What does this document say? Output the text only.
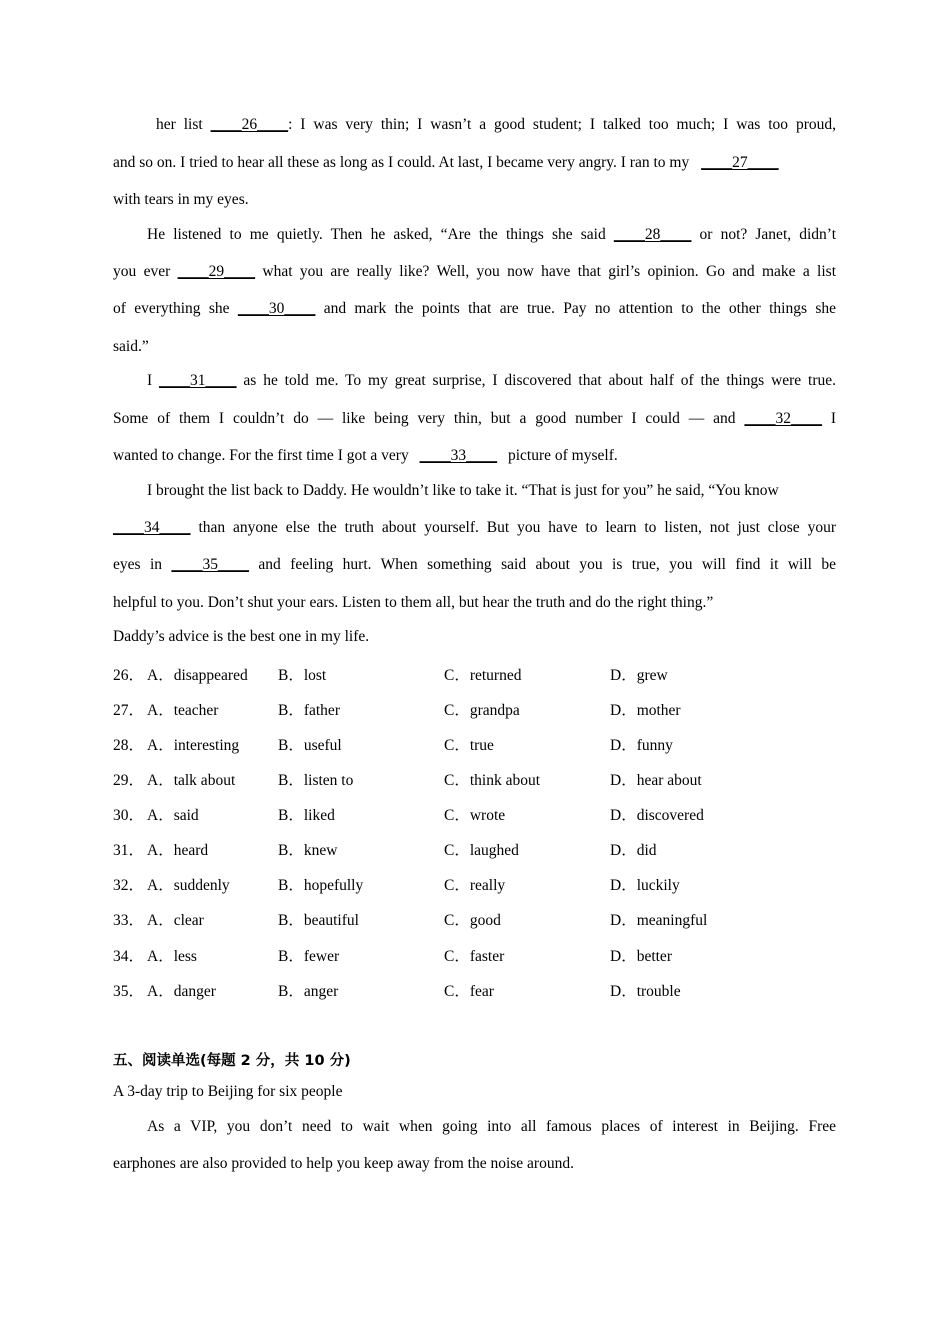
her list ____26____: I was very thin; I wasn’t a good student; I talked too much; I was too proud,
and so on. I tried to hear all these as long as I could. At last, I became very angry. I ran to my ____27____
with tears in my eyes.
He listened to me quietly. Then he asked, “Are the things she said ____28____ or not? Janet, didn’t
you ever ____29____ what you are really like? Well, you now have that girl’s opinion. Go and make a list
of everything she ____30____ and mark the points that are true. Pay no attention to the other things she
said.”
I ____31____ as he told me. To my great surprise, I discovered that about half of the things were true.
Some of them I couldn’t do — like being very thin, but a good number I could — and ____32____ I
wanted to change. For the first time I got a very ____33____ picture of myself.
I brought the list back to Daddy. He wouldn’t like to take it. “That is just for you” he said, “You know
____34____ than anyone else the truth about yourself. But you have to learn to listen, not just close your
eyes in ____35____ and feeling hurt. When something said about you is true, you will find it will be
helpful to you. Don’t shut your ears. Listen to them all, but hear the truth and do the right thing.”
Daddy’s advice is the best one in my life.
26． A．disappeared B．lost	C．returned	D．grew
27． A．teacher	B．father	C．grandpa	D．mother
28． A．interesting	B．useful	C．true	D．funny
29． A．talk about	B．listen to	C．think about	D．hear about
30． A．said	B．liked	C．wrote	D．discovered
31． A．heard	B．knew	C．laughed	D．did
32． A．suddenly	B．hopefully	C．really	D．luckily
33． A．clear	B．beautiful	C．good	D．meaningful
34． A．less	B．fewer	C．faster	D．better
35． A．danger	B．anger	C．fear	D．trouble
五、阅读单选(每题 2 分，共 10 分)
A 3-day trip to Beijing for six people
As a VIP, you don’t need to wait when going into all famous places of interest in Beijing. Free
earphones are also provided to help you keep away from the noise around.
■ ■ ■
* What is required *
Leave out the pictures and copy everything else in the records word for word.

* Response to the task *
What does this document say? Output the text only.
her list ____26____: I was very thin; I wasn’t a good student; I talked too much; I was too proud,
and so on. I tried to hear all these as long as I could. At last, I became very angry. I ran to my ____27____
with tears in my eyes.
He listened to me quietly. Then he asked, “Are the things she said ____28____ or not? Janet, didn’t
you ever ____29____ what you are really like? Well, you now have that girl’s opinion. Go and make a list
of everything she ____30____ and mark the points that are true. Pay no attention to the other things she
said.”
I ____31____ as he told me. To my great surprise, I discovered that about half of the things were true.
Some of them I couldn’t do — like being very thin, but a good number I could — and ____32____ I
wanted to change. For the first time I got a very ____33____ picture of myself.
I brought the list back to Daddy. He wouldn’t like to take it. “That is just for you” he said, “You know
____34____ than anyone else the truth about yourself. But you have to learn to listen, not just close your
eyes in ____35____ and feeling hurt. When something said about you is true, you will find it will be
helpful to you. Don’t shut your ears. Listen to them all, but hear the truth and do the right thing.”
Daddy’s advice is the best one in my life.
26． A．disappeared B．lost	C．returned	D．grew
27． A．teacher	B．father	C．grandpa	D．mother
28． A．interesting	B．useful	C．true	D．funny
29． A．talk about	B．listen to	C．think about	D．hear about
30． A．said	B．liked	C．wrote	D．discovered
31． A．heard	B．knew	C．laughed	D．did
32． A．suddenly	B．hopefully	C．really	D．luckily
33． A．clear	B．beautiful	C．good	D．meaningful
34． A．less	B．fewer	C．faster	D．better
35． A．danger	B．anger	C．fear	D．trouble
五、阅读单选(每题 2 分，共 10 分)
A 3-day trip to Beijing for six people
As a VIP, you don’t need to wait when going into all famous places of interest in Beijing. Free
earphones are also provided to help you keep away from the noise around.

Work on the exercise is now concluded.